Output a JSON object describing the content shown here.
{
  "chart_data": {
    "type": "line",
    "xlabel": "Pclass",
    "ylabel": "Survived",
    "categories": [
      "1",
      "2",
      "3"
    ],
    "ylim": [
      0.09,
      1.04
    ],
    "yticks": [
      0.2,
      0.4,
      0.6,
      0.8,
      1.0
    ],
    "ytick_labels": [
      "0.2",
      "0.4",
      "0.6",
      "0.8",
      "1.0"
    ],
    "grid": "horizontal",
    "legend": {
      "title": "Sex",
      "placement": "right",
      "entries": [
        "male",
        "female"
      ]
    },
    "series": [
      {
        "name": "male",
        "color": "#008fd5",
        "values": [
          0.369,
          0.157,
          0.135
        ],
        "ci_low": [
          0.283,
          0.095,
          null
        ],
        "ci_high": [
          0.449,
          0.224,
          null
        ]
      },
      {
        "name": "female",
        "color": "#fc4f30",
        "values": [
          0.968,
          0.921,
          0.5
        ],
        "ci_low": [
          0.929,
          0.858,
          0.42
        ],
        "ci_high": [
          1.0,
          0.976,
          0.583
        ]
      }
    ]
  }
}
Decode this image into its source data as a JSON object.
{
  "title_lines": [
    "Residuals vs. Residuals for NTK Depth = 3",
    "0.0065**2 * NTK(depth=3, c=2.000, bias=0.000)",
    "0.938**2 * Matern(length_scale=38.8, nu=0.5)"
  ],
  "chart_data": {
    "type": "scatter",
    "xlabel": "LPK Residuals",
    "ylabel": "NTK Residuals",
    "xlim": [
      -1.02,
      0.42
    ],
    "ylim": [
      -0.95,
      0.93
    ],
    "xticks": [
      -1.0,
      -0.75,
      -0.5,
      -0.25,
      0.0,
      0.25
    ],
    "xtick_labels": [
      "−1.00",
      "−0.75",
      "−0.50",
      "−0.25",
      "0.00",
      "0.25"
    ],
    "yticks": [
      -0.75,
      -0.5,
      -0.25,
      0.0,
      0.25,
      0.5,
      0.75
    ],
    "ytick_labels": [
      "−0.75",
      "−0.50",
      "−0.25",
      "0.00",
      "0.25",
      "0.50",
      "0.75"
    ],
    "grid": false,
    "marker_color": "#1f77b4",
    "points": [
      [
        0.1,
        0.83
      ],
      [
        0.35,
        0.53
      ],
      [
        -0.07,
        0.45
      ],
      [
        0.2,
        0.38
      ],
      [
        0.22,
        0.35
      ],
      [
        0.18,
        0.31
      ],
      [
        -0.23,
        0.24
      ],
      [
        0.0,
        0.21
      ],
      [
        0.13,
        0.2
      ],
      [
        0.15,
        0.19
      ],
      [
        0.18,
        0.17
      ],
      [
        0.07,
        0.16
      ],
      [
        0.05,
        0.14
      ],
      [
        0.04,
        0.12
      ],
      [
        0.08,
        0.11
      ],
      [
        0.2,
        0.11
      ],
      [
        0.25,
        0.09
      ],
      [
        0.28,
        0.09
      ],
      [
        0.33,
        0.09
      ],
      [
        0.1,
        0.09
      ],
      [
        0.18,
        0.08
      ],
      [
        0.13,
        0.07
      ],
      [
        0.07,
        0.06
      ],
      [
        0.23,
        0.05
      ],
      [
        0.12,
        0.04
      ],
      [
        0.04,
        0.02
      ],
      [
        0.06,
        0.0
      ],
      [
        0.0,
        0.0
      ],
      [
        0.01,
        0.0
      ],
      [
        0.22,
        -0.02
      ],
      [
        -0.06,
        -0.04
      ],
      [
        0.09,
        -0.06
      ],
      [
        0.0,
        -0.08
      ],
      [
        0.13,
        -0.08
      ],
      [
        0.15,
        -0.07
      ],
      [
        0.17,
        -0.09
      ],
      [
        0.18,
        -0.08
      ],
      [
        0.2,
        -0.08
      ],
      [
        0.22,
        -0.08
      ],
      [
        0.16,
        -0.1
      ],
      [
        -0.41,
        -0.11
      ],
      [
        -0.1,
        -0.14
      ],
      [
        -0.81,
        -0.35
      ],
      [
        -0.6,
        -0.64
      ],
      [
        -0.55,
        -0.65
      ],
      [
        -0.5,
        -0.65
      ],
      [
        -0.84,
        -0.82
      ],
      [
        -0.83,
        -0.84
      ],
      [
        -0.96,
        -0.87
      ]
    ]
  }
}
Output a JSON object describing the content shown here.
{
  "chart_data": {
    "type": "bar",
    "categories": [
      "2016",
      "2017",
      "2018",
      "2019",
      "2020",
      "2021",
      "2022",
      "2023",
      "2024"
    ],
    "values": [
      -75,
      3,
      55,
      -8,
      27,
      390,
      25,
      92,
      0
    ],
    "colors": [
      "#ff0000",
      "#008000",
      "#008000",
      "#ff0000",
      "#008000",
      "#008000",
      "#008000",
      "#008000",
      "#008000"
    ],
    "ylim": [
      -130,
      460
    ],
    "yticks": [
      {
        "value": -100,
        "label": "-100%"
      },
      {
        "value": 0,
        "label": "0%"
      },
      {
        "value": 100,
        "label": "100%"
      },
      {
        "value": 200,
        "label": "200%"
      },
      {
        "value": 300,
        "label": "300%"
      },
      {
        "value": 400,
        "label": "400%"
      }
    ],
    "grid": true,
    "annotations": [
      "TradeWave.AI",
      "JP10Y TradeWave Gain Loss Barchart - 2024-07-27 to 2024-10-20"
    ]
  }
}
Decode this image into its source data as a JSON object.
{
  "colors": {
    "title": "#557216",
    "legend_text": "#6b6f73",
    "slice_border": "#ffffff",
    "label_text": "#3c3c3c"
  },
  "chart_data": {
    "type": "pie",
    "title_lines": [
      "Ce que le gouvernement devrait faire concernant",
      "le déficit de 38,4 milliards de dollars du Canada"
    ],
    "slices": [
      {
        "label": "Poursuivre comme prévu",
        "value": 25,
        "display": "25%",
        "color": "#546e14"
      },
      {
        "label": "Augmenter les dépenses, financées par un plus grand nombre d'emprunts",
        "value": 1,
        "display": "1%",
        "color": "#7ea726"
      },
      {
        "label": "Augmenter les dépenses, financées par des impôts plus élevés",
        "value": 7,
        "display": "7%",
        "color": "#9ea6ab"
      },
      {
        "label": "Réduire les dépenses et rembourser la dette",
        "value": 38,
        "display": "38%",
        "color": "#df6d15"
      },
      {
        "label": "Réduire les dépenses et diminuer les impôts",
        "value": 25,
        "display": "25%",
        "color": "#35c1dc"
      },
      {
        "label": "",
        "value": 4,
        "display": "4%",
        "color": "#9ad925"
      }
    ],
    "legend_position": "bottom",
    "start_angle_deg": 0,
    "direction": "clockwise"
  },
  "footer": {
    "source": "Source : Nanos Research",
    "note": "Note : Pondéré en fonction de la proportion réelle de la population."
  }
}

EXERCISE
Copy every line of the listing containing the string "xlabel".

SOLUTION BELOW
    "xlabel": "Pclass",
    "xlabel": "LPK Residuals",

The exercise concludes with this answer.